Mauritius looks up to India
By T P Sreenivasan
03rd November 2012 12:00 AM
There could not have been a better venue for a regional conclave of the Indian diaspora than Mauritius. It is indeed the Indian diaspora capital of the world, not in terms of numbers, but in terms of the most concentrated presence of people of Indian origin per square kilometre. Mauritius also has the distinction of having elected a Person of Indian Origin (PIO) for the first time in history as a head of the government. “We planned a ‘mini’ Pravasi Bharatiya Divas (PBD), but there is nothing ‘mini’ about this PBD…. Next time, we should organise one, not in the Swami Vivekananda Hall (the largest facility on the island), but on the beaches where every Mauritian can join in”, said Indian high commissioner T P Seetharam. According to him, the registration had to be closed several days before the event as it had exceeded the target of 800 participants.
An African PBD had already been held in Durban earlier and so the Mauritius PBD was basically for the Indian Ocean islands, including Reunion, Madagascar and Comoros and quite naturally, Mauritius embraced it with warmth and enthusiasm. The Government of Mauritius worked with the Ministry of Overseas Indian Affairs and the High Commission of India to create a PBD to remember and one of the best-organised ones. It was an occasion for uninhibited celebration of the links with India and for demonstrating that India’s umbilical chord with the majority of Mauritius citizens is strong and durable.
In the early days of the Jaswant Singh-Strobe Talbott talks in Washington following the 1998 nuclear tests, Talbott asked Jaswant Singh whether the latter could think of any country in the world, which would support India unconditionally if India faced a threat. While Jaswant Singh was still thinking of an answer, Talbott said, “I mean, excluding Mauritius and Bhutan”. Jaswant Singh said nothing. This may not be a true story, but it tells a lot of the truth. There is at least one resolution, Pakistan’s proposal for a ‘Nuclear Weapon Free Zone (NWFZ) in South Asia’ which is tabled every year in the UN General Assembly against which only India, Mauritius and Bhutan vote. All others either support the resolution or, as a gesture to India, abstain at best. Our point that a NWFZ in South Asia is untenable when nuclear weapons are present in the near neighbourhood has few takers as they consider NWFZs as holy cows.

▶ Problem description:
Answer these questions from the article on Mauritius and India:
(a) What target number of participants did the registration exceed?
(b) In which city was the African PBD held?
(c) Which countries alone vote against Pakistan's proposal for a Nuclear Weapon Free Zone in South Asia?
The data is separate material, unrelated to the article on Mauritius and India.

▶ Collected material:
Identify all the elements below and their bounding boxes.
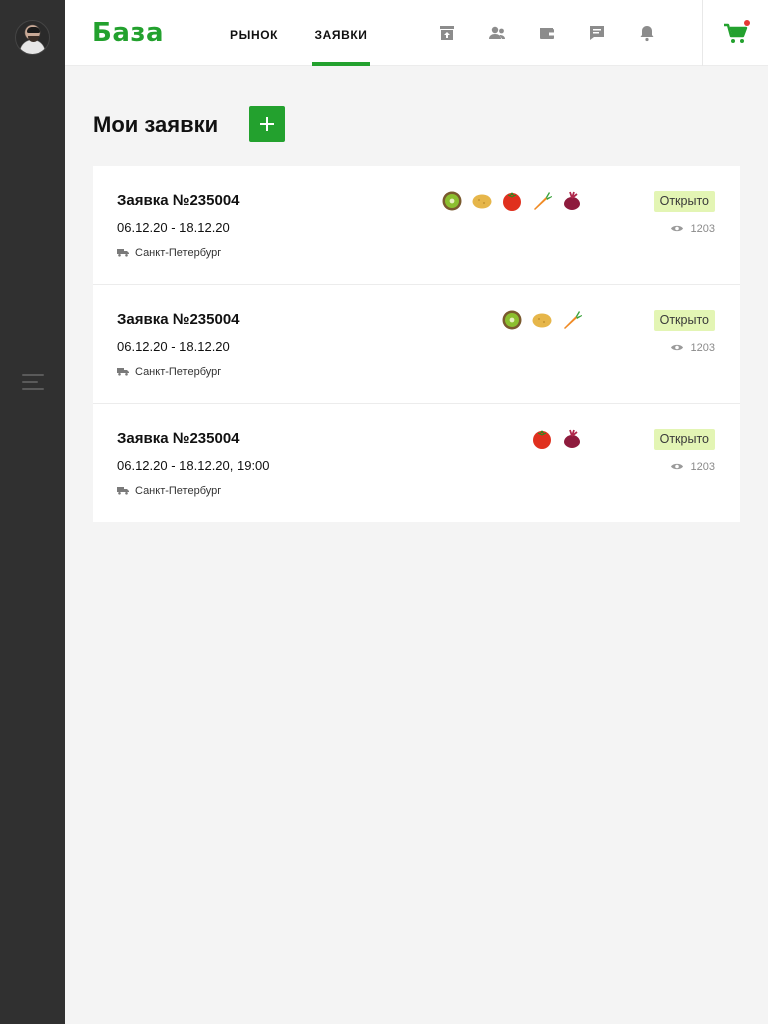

▶ Complete output:
(a) 800 participants
(b) Durban
(c) India, Mauritius and Bhutan